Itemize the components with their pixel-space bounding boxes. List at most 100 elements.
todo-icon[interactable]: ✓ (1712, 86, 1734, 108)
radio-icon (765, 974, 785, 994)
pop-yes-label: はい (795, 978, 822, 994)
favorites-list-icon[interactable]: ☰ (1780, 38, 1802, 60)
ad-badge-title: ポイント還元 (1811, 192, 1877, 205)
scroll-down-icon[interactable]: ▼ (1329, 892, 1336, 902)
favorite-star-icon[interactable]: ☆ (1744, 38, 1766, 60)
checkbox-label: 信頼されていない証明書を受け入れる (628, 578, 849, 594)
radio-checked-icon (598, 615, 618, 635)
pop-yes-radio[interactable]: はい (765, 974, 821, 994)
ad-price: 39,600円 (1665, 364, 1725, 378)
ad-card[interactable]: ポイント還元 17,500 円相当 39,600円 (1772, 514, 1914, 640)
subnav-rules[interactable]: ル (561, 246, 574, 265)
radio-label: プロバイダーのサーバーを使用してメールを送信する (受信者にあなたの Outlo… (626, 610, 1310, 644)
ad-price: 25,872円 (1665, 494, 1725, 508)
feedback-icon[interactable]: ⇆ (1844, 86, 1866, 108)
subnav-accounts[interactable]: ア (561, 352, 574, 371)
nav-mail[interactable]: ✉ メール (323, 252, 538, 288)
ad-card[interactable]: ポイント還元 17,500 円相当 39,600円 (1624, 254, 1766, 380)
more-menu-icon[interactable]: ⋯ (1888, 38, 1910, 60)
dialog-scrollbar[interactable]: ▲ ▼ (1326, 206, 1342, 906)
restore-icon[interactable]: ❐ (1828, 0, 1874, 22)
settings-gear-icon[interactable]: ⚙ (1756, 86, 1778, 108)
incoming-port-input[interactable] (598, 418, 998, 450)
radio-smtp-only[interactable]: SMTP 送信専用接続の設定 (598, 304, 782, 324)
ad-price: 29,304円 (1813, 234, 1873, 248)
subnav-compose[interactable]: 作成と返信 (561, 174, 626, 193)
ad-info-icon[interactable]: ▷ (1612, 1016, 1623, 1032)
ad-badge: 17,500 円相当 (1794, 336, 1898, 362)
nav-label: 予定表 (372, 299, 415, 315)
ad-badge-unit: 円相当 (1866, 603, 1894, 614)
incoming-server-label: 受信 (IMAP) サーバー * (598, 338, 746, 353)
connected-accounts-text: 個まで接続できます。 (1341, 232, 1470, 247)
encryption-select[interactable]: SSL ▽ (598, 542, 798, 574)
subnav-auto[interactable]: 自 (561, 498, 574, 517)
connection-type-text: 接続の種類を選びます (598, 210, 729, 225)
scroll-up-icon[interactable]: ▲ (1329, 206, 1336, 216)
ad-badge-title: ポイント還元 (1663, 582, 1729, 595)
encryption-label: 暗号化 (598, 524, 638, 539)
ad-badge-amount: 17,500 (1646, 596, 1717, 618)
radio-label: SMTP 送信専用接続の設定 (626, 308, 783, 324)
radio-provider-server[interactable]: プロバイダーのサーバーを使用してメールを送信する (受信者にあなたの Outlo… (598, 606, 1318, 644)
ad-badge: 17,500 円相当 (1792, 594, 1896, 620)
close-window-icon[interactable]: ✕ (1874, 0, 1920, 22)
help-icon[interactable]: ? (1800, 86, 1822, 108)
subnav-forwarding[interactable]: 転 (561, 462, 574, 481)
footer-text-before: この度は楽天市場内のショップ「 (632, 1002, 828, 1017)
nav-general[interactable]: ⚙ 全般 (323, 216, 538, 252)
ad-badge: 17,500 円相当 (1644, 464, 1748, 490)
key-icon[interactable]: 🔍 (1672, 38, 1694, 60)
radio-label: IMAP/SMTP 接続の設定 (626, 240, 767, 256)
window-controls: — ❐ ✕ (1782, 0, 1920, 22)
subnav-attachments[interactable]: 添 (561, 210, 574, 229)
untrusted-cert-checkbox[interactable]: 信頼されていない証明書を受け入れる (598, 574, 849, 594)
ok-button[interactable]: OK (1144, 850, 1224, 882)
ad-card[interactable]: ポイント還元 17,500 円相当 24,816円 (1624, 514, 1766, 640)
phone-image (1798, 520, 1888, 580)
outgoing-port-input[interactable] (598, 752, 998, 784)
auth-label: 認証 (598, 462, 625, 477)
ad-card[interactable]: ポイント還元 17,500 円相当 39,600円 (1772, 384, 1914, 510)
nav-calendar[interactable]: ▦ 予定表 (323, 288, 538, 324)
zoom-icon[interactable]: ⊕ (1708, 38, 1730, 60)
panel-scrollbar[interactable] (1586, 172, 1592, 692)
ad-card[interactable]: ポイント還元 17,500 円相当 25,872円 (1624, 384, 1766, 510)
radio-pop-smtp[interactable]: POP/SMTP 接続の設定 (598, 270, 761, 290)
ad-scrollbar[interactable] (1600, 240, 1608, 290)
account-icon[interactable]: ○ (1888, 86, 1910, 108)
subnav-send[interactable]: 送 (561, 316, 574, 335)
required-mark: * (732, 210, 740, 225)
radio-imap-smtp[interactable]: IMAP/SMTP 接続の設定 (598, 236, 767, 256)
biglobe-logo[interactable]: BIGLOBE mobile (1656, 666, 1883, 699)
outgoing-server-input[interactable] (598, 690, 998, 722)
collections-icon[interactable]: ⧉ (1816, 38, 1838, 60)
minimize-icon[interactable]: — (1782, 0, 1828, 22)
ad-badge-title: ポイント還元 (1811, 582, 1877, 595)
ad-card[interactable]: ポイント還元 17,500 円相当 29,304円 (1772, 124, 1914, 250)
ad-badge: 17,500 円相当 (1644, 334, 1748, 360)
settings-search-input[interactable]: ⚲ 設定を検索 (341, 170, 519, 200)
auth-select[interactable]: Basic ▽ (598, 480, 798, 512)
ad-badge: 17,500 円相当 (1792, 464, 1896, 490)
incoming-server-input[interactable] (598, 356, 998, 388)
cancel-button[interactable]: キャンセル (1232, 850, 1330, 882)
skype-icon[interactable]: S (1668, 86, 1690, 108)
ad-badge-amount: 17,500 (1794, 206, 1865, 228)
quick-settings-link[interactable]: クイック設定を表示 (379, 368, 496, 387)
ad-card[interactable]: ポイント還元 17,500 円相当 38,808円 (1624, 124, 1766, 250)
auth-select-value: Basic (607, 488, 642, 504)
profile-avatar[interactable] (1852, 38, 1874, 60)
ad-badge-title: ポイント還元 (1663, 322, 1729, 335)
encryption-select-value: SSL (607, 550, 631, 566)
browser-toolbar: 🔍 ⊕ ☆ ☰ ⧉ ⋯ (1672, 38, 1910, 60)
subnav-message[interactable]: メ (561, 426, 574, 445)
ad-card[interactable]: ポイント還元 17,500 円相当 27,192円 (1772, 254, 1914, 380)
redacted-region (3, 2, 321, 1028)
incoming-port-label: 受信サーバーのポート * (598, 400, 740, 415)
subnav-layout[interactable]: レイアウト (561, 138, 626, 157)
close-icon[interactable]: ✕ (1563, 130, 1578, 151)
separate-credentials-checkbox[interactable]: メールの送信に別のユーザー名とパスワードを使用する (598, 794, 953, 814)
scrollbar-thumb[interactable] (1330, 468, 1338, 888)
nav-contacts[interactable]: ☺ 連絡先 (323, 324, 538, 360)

============================================================

What you need to do ::
Pick out each line of the records above in which the string "port" appears.

Result for this exercise ::
incoming-port-input[interactable] (598, 418, 998, 450)
outgoing-port-input[interactable] (598, 752, 998, 784)
incoming-port-label: 受信サーバーのポート * (598, 400, 740, 415)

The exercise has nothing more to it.